[BEGIN Dataset]
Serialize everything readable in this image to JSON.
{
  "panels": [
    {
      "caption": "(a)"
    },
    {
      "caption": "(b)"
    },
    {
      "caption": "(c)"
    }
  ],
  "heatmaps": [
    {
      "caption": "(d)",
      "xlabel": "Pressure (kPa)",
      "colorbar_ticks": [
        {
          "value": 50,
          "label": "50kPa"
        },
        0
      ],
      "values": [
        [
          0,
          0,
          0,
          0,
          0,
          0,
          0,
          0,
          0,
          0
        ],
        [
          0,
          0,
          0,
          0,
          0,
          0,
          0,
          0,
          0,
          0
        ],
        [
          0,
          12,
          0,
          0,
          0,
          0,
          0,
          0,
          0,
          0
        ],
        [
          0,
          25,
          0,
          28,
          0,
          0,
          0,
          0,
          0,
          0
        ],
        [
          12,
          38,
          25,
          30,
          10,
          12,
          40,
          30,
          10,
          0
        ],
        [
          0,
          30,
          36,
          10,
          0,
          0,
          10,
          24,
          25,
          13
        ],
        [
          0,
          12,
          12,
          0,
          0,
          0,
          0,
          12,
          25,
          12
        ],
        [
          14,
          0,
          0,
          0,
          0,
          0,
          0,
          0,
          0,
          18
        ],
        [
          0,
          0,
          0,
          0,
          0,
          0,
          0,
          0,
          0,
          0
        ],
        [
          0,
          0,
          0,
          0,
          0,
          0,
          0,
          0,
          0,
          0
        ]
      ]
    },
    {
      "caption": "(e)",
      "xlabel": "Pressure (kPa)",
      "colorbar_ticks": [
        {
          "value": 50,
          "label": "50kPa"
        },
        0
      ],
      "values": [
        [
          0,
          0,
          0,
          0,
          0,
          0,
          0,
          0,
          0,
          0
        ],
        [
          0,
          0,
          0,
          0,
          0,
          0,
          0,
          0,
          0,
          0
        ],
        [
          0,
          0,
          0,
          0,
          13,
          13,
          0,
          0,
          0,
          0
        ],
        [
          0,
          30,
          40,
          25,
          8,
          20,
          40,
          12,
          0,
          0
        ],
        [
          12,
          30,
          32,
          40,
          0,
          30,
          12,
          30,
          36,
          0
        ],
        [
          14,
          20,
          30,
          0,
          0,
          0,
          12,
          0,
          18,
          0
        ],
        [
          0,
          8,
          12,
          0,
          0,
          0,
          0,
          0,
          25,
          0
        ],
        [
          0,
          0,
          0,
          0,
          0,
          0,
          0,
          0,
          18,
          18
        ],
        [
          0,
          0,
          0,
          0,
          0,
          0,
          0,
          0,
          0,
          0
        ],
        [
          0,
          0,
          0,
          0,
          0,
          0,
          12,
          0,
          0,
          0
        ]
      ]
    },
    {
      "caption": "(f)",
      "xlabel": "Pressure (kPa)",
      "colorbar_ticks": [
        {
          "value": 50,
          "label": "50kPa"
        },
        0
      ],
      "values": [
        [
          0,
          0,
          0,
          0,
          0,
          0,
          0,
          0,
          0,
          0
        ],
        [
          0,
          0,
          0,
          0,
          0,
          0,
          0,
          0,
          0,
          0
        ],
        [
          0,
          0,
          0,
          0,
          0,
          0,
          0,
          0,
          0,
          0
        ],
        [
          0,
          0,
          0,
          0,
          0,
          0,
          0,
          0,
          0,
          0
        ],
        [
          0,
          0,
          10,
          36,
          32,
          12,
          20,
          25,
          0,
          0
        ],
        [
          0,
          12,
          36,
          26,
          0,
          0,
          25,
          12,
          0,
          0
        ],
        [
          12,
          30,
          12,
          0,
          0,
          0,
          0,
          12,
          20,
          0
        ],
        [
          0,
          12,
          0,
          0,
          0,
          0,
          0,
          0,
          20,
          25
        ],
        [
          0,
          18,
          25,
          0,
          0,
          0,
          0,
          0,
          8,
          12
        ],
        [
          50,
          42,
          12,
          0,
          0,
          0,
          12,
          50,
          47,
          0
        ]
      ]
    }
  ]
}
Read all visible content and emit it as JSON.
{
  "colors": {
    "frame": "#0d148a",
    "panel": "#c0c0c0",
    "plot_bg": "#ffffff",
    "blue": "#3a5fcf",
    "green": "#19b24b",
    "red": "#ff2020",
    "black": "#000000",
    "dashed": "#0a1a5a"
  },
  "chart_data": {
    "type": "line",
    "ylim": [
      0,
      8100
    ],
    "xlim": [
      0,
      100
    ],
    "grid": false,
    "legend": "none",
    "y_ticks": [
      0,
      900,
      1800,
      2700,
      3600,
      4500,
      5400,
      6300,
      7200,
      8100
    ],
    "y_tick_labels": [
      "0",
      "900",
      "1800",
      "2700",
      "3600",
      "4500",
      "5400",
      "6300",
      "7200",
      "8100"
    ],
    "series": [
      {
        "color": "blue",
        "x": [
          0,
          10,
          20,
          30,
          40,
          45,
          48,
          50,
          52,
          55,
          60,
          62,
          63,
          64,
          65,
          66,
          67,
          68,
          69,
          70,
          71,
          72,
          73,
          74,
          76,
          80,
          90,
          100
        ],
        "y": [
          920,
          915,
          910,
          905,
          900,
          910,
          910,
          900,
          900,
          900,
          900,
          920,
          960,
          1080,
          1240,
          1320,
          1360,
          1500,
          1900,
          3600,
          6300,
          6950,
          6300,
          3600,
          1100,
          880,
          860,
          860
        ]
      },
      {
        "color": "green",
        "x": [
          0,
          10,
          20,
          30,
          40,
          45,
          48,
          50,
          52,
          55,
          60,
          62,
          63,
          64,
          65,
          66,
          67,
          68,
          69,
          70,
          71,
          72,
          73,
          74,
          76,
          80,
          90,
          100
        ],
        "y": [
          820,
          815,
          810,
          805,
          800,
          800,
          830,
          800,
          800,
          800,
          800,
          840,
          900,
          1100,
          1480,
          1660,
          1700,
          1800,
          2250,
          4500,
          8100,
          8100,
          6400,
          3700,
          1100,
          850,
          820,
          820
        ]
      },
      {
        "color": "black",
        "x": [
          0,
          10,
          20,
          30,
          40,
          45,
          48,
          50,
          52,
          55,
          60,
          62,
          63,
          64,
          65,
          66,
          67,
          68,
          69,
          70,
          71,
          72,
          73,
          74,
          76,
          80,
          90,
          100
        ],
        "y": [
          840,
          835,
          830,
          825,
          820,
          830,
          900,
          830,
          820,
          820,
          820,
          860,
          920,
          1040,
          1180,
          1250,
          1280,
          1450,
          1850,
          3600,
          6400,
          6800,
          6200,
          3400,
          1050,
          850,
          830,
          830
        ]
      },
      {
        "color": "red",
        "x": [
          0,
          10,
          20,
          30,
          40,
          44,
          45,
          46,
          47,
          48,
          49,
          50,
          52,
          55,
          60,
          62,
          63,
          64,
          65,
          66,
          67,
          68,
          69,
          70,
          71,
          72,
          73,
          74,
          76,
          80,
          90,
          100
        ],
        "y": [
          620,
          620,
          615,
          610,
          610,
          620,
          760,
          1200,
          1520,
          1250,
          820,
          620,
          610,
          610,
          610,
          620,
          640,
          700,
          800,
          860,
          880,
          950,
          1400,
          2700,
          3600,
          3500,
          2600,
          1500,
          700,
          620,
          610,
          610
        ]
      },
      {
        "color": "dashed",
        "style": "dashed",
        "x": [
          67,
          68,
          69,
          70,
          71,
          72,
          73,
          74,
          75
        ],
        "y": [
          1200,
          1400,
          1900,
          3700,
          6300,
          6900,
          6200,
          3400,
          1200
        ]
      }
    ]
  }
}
[END Dataset]
Written instruction => Your task is to repeat every entry exactly.

Exercise result =>
Serialize everything readable in this image to JSON.
{
  "panels": [
    {
      "caption": "(a)"
    },
    {
      "caption": "(b)"
    },
    {
      "caption": "(c)"
    }
  ],
  "heatmaps": [
    {
      "caption": "(d)",
      "xlabel": "Pressure (kPa)",
      "colorbar_ticks": [
        {
          "value": 50,
          "label": "50kPa"
        },
        0
      ],
      "values": [
        [
          0,
          0,
          0,
          0,
          0,
          0,
          0,
          0,
          0,
          0
        ],
        [
          0,
          0,
          0,
          0,
          0,
          0,
          0,
          0,
          0,
          0
        ],
        [
          0,
          12,
          0,
          0,
          0,
          0,
          0,
          0,
          0,
          0
        ],
        [
          0,
          25,
          0,
          28,
          0,
          0,
          0,
          0,
          0,
          0
        ],
        [
          12,
          38,
          25,
          30,
          10,
          12,
          40,
          30,
          10,
          0
        ],
        [
          0,
          30,
          36,
          10,
          0,
          0,
          10,
          24,
          25,
          13
        ],
        [
          0,
          12,
          12,
          0,
          0,
          0,
          0,
          12,
          25,
          12
        ],
        [
          14,
          0,
          0,
          0,
          0,
          0,
          0,
          0,
          0,
          18
        ],
        [
          0,
          0,
          0,
          0,
          0,
          0,
          0,
          0,
          0,
          0
        ],
        [
          0,
          0,
          0,
          0,
          0,
          0,
          0,
          0,
          0,
          0
        ]
      ]
    },
    {
      "caption": "(e)",
      "xlabel": "Pressure (kPa)",
      "colorbar_ticks": [
        {
          "value": 50,
          "label": "50kPa"
        },
        0
      ],
      "values": [
        [
          0,
          0,
          0,
          0,
          0,
          0,
          0,
          0,
          0,
          0
        ],
        [
          0,
          0,
          0,
          0,
          0,
          0,
          0,
          0,
          0,
          0
        ],
        [
          0,
          0,
          0,
          0,
          13,
          13,
          0,
          0,
          0,
          0
        ],
        [
          0,
          30,
          40,
          25,
          8,
          20,
          40,
          12,
          0,
          0
        ],
        [
          12,
          30,
          32,
          40,
          0,
          30,
          12,
          30,
          36,
          0
        ],
        [
          14,
          20,
          30,
          0,
          0,
          0,
          12,
          0,
          18,
          0
        ],
        [
          0,
          8,
          12,
          0,
          0,
          0,
          0,
          0,
          25,
          0
        ],
        [
          0,
          0,
          0,
          0,
          0,
          0,
          0,
          0,
          18,
          18
        ],
        [
          0,
          0,
          0,
          0,
          0,
          0,
          0,
          0,
          0,
          0
        ],
        [
          0,
          0,
          0,
          0,
          0,
          0,
          12,
          0,
          0,
          0
        ]
      ]
    },
    {
      "caption": "(f)",
      "xlabel": "Pressure (kPa)",
      "colorbar_ticks": [
        {
          "value": 50,
          "label": "50kPa"
        },
        0
      ],
      "values": [
        [
          0,
          0,
          0,
          0,
          0,
          0,
          0,
          0,
          0,
          0
        ],
        [
          0,
          0,
          0,
          0,
          0,
          0,
          0,
          0,
          0,
          0
        ],
        [
          0,
          0,
          0,
          0,
          0,
          0,
          0,
          0,
          0,
          0
        ],
        [
          0,
          0,
          0,
          0,
          0,
          0,
          0,
          0,
          0,
          0
        ],
        [
          0,
          0,
          10,
          36,
          32,
          12,
          20,
          25,
          0,
          0
        ],
        [
          0,
          12,
          36,
          26,
          0,
          0,
          25,
          12,
          0,
          0
        ],
        [
          12,
          30,
          12,
          0,
          0,
          0,
          0,
          12,
          20,
          0
        ],
        [
          0,
          12,
          0,
          0,
          0,
          0,
          0,
          0,
          20,
          25
        ],
        [
          0,
          18,
          25,
          0,
          0,
          0,
          0,
          0,
          8,
          12
        ],
        [
          50,
          42,
          12,
          0,
          0,
          0,
          12,
          50,
          47,
          0
        ]
      ]
    }
  ]
}
Read all visible content and emit it as JSON.
{
  "colors": {
    "frame": "#0d148a",
    "panel": "#c0c0c0",
    "plot_bg": "#ffffff",
    "blue": "#3a5fcf",
    "green": "#19b24b",
    "red": "#ff2020",
    "black": "#000000",
    "dashed": "#0a1a5a"
  },
  "chart_data": {
    "type": "line",
    "ylim": [
      0,
      8100
    ],
    "xlim": [
      0,
      100
    ],
    "grid": false,
    "legend": "none",
    "y_ticks": [
      0,
      900,
      1800,
      2700,
      3600,
      4500,
      5400,
      6300,
      7200,
      8100
    ],
    "y_tick_labels": [
      "0",
      "900",
      "1800",
      "2700",
      "3600",
      "4500",
      "5400",
      "6300",
      "7200",
      "8100"
    ],
    "series": [
      {
        "color": "blue",
        "x": [
          0,
          10,
          20,
          30,
          40,
          45,
          48,
          50,
          52,
          55,
          60,
          62,
          63,
          64,
          65,
          66,
          67,
          68,
          69,
          70,
          71,
          72,
          73,
          74,
          76,
          80,
          90,
          100
        ],
        "y": [
          920,
          915,
          910,
          905,
          900,
          910,
          910,
          900,
          900,
          900,
          900,
          920,
          960,
          1080,
          1240,
          1320,
          1360,
          1500,
          1900,
          3600,
          6300,
          6950,
          6300,
          3600,
          1100,
          880,
          860,
          860
        ]
      },
      {
        "color": "green",
        "x": [
          0,
          10,
          20,
          30,
          40,
          45,
          48,
          50,
          52,
          55,
          60,
          62,
          63,
          64,
          65,
          66,
          67,
          68,
          69,
          70,
          71,
          72,
          73,
          74,
          76,
          80,
          90,
          100
        ],
        "y": [
          820,
          815,
          810,
          805,
          800,
          800,
          830,
          800,
          800,
          800,
          800,
          840,
          900,
          1100,
          1480,
          1660,
          1700,
          1800,
          2250,
          4500,
          8100,
          8100,
          6400,
          3700,
          1100,
          850,
          820,
          820
        ]
      },
      {
        "color": "black",
        "x": [
          0,
          10,
          20,
          30,
          40,
          45,
          48,
          50,
          52,
          55,
          60,
          62,
          63,
          64,
          65,
          66,
          67,
          68,
          69,
          70,
          71,
          72,
          73,
          74,
          76,
          80,
          90,
          100
        ],
        "y": [
          840,
          835,
          830,
          825,
          820,
          830,
          900,
          830,
          820,
          820,
          820,
          860,
          920,
          1040,
          1180,
          1250,
          1280,
          1450,
          1850,
          3600,
          6400,
          6800,
          6200,
          3400,
          1050,
          850,
          830,
          830
        ]
      },
      {
        "color": "red",
        "x": [
          0,
          10,
          20,
          30,
          40,
          44,
          45,
          46,
          47,
          48,
          49,
          50,
          52,
          55,
          60,
          62,
          63,
          64,
          65,
          66,
          67,
          68,
          69,
          70,
          71,
          72,
          73,
          74,
          76,
          80,
          90,
          100
        ],
        "y": [
          620,
          620,
          615,
          610,
          610,
          620,
          760,
          1200,
          1520,
          1250,
          820,
          620,
          610,
          610,
          610,
          620,
          640,
          700,
          800,
          860,
          880,
          950,
          1400,
          2700,
          3600,
          3500,
          2600,
          1500,
          700,
          620,
          610,
          610
        ]
      },
      {
        "color": "dashed",
        "style": "dashed",
        "x": [
          67,
          68,
          69,
          70,
          71,
          72,
          73,
          74,
          75
        ],
        "y": [
          1200,
          1400,
          1900,
          3700,
          6300,
          6900,
          6200,
          3400,
          1200
        ]
      }
    ]
  }
}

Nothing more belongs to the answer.